▸ INPUT RECORDS
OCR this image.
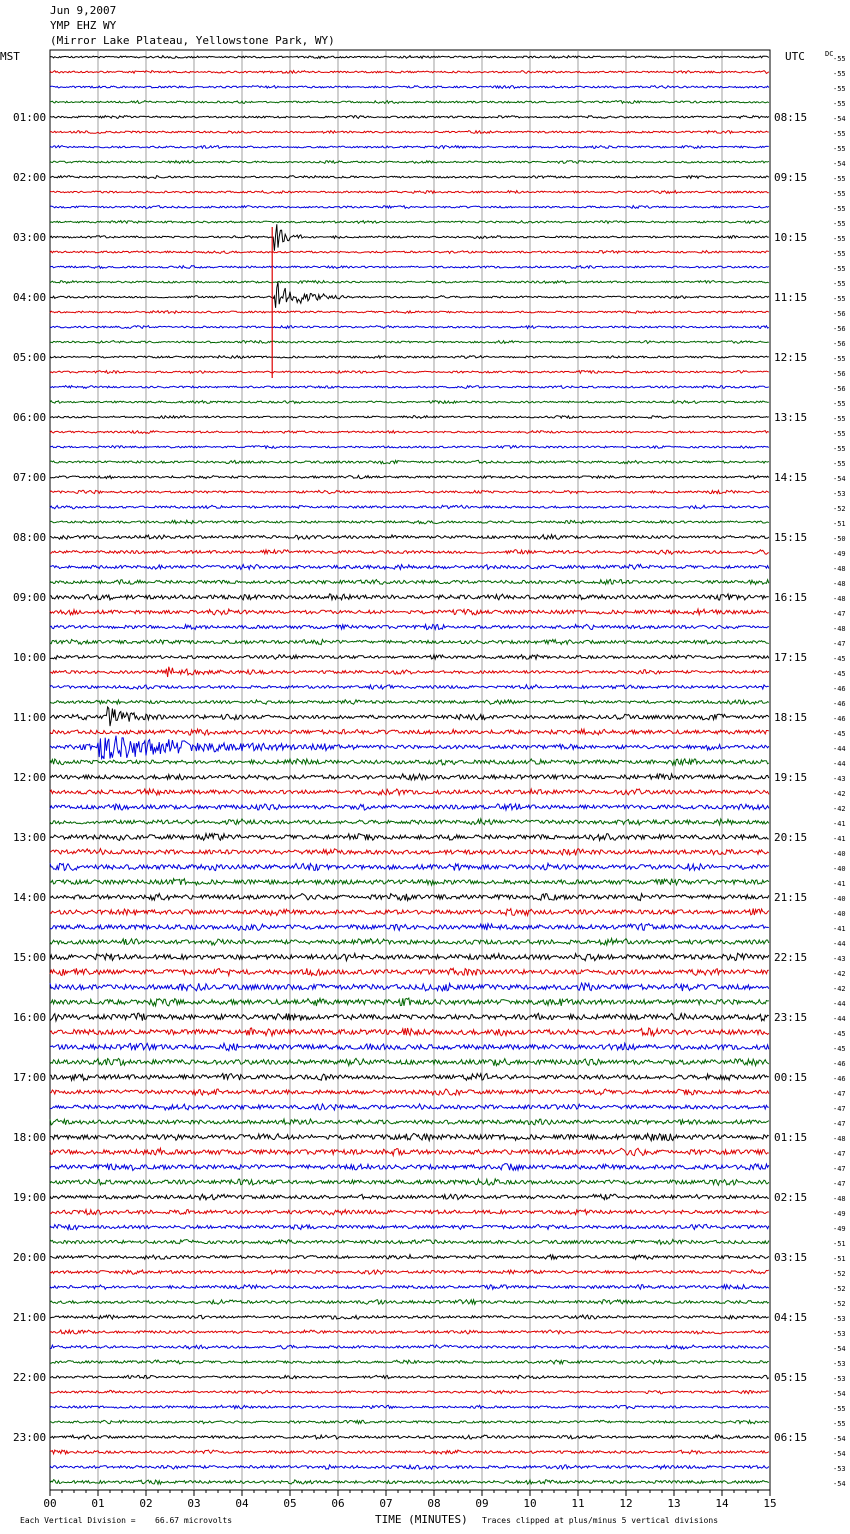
Jun 9,2007
YMP EHZ WY
(Mirror Lake Plateau, Yellowstone Park, WY)
-55
-55
-55
-55
-54
-55
-55
-54
-55
-55
-55
-55
-55
-55
-55
-55
-55
-56
-56
-56
-55
-56
-56
-55
-55
-55
-55
-55
-54
-53
-52
-51
-50
-49
-48
-48
-48
-47
-48
-47
-45
-45
-46
-46
-46
-45
-44
-44
-43
-42
-42
-41
-41
-40
-40
-41
-40
-40
-41
-44
-43
-42
-42
-44
-44
-45
-45
-46
-46
-47
-47
-47
-48
-47
-47
-47
-48
-49
-49
-51
-51
-52
-52
-52
-53
-53
-54
-53
-53
-54
-55
-55
-54
-54
-53
-54
MST	UTC	DC
01:00
02:00
03:00
04:00
05:00
06:00
07:00
08:00
09:00
10:00
11:00
12:00
13:00
14:00
15:00
16:00
17:00
18:00
19:00
20:00
21:00
22:00
23:00
08:15
09:15
10:15
11:15
12:15
13:15
14:15
15:15
16:15
17:15
18:15
19:15
20:15
21:15
22:15
23:15
00:15
01:15
02:15
03:15
04:15
05:15
06:15
00	01	02	03	04	05	06	07	08	09	10	11	12	13	14	15
Each Vertical Division = 66.67 microvolts	TIME (MINUTES) Traces clipped at plus/minus 5 vertical divisions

▸ STATED GOAL
Repeat the records above verbatim, with no pictures in the result.

▸ FULL OUTPUT
OCR this image.
Jun 9,2007
YMP EHZ WY
(Mirror Lake Plateau, Yellowstone Park, WY)
-55
-55
-55
-55
-54
-55
-55
-54
-55
-55
-55
-55
-55
-55
-55
-55
-55
-56
-56
-56
-55
-56
-56
-55
-55
-55
-55
-55
-54
-53
-52
-51
-50
-49
-48
-48
-48
-47
-48
-47
-45
-45
-46
-46
-46
-45
-44
-44
-43
-42
-42
-41
-41
-40
-40
-41
-40
-40
-41
-44
-43
-42
-42
-44
-44
-45
-45
-46
-46
-47
-47
-47
-48
-47
-47
-47
-48
-49
-49
-51
-51
-52
-52
-52
-53
-53
-54
-53
-53
-54
-55
-55
-54
-54
-53
-54
MST	UTC	DC
01:00
02:00
03:00
04:00
05:00
06:00
07:00
08:00
09:00
10:00
11:00
12:00
13:00
14:00
15:00
16:00
17:00
18:00
19:00
20:00
21:00
22:00
23:00
08:15
09:15
10:15
11:15
12:15
13:15
14:15
15:15
16:15
17:15
18:15
19:15
20:15
21:15
22:15
23:15
00:15
01:15
02:15
03:15
04:15
05:15
06:15
00	01	02	03	04	05	06	07	08	09	10	11	12	13	14	15
Each Vertical Division = 66.67 microvolts	TIME (MINUTES) Traces clipped at plus/minus 5 vertical divisions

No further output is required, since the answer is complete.